• [ZADANIA DO WYKONANIA]
A - Którego dnia, według tekstu o niedźwiedziu w Puszczy Białowieskiej, zwierzę zarejestrowała foto-pułapka Instytutu Badawczego Ssaków Polskiej Akademii Nauk w Białowieży?
B - Proszę określić, czy poniższe stwierdzenia są zgodne z tekstem o niedźwiedziu w Puszczy Białowieskiej, i przy każdej odpowiedzi „tak” lub „nie” przytoczyć rozstrzygające słowa tekstu: (i) pracownicy Instytutu Badawczego Leśnictwa w Białowieży zaobserwowali niedźwiedzia 13 czerwca; (ii) po spotkaniu niedźwiedzia należy odwrócić się i uciekać; (iii) na spacery zaleca się trasy gęsto zarośnięte krzewami.

• [FRAGMENT TEKSTU]
Polską część Puszczy Białowieskiej po niemal kilkudziesięciu latach przerwy odwiedził niedźwiedź! Nietypowego gościa zaobserwowali pracownicy Instytutu Badawczego Leśnictwa w Białowieży 13 czerwca br. Z kolei 14 czerwca 2019 r. zarejestrowała go foto-pułapka Instytutu Badawczego Ssaków Polskiej Akademii Nauk w Białowieży. LINK TUTAJ.
Jako że status lokalizacji „naszego” misia to „ktokolwiek widział, ktokolwiek wie”, także podczas przebywania w lesie radzimy zachować ostrożność. Do niedźwiedzia – jak do każdego dziko żyjącego zwierzęcia – nie należy się zbliżać. Powinniśmy się wycofać i powoli się oddalać – byle nie odwracać się tyłem i nie uciekać! A na spacery wybierajmy trasy o dobrej widoczności, słabo zarośnięte krzewami.

• [UDOSTĘPNIONY MATERIAŁ]
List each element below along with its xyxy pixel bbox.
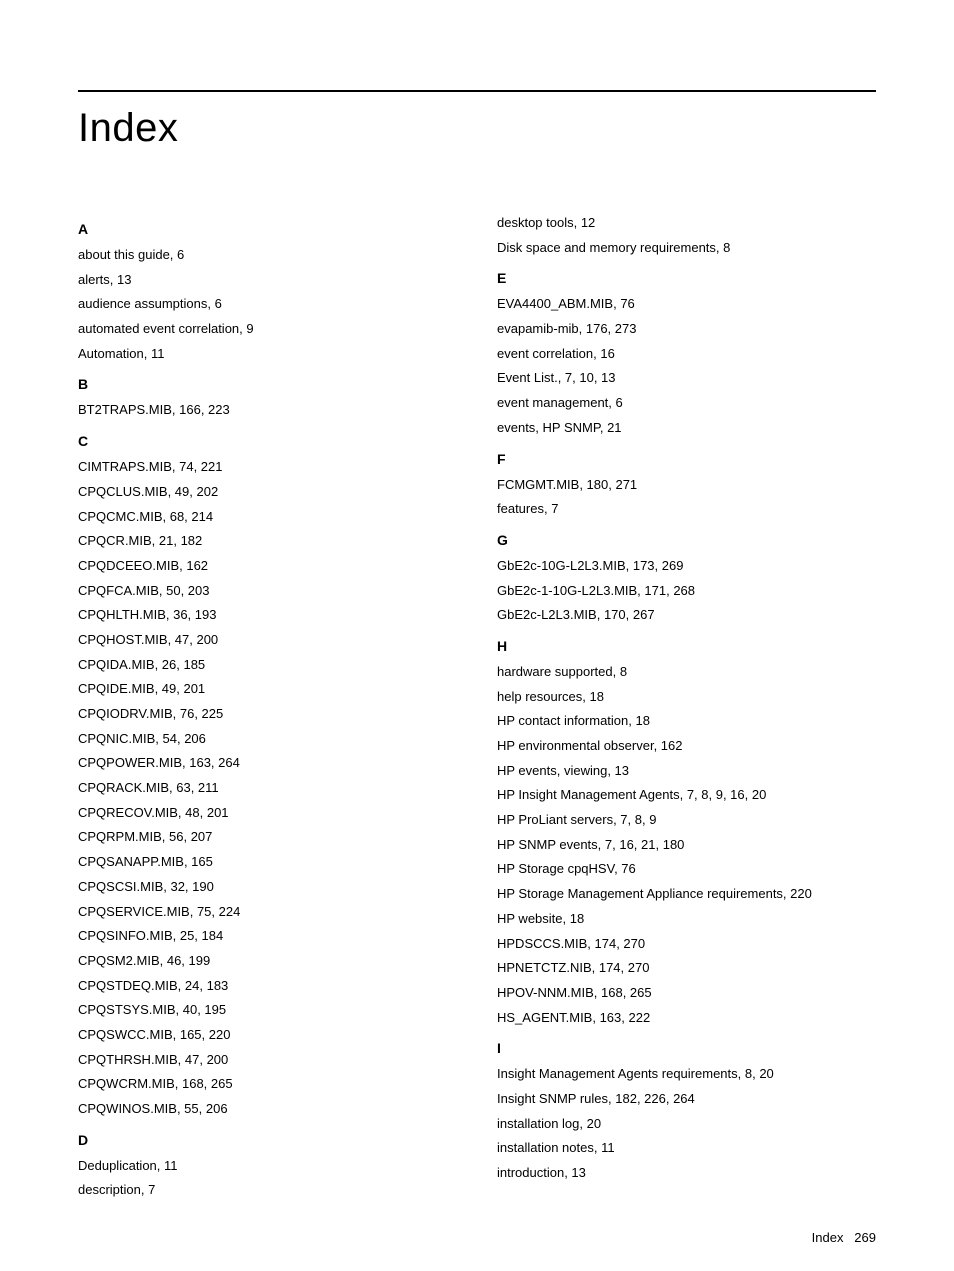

--

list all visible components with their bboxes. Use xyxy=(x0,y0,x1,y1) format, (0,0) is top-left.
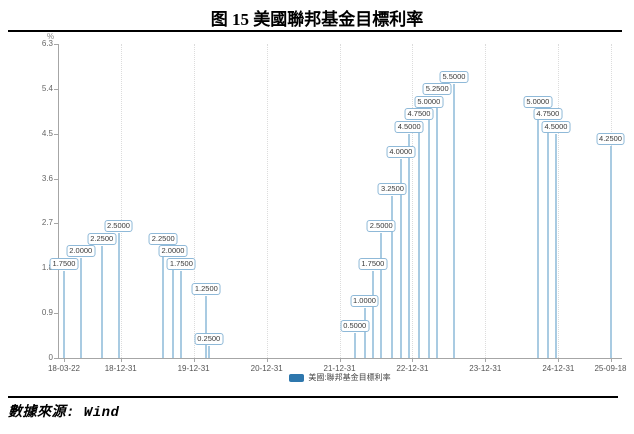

• [PEŁNE ODPOWIEDZI]
A - 14 czerwca 2019 r.

B -
(i) Tak: „Nietypowego gościa zaobserwowali pracownicy Instytutu Badawczego Leśnictwa w Białowieży 13 czerwca br.”
(ii) Nie: „byle nie odwracać się tyłem i nie uciekać!”
(iii) Nie: „wybierajmy trasy o dobrej widoczności, słabo zarośnięte krzewami.”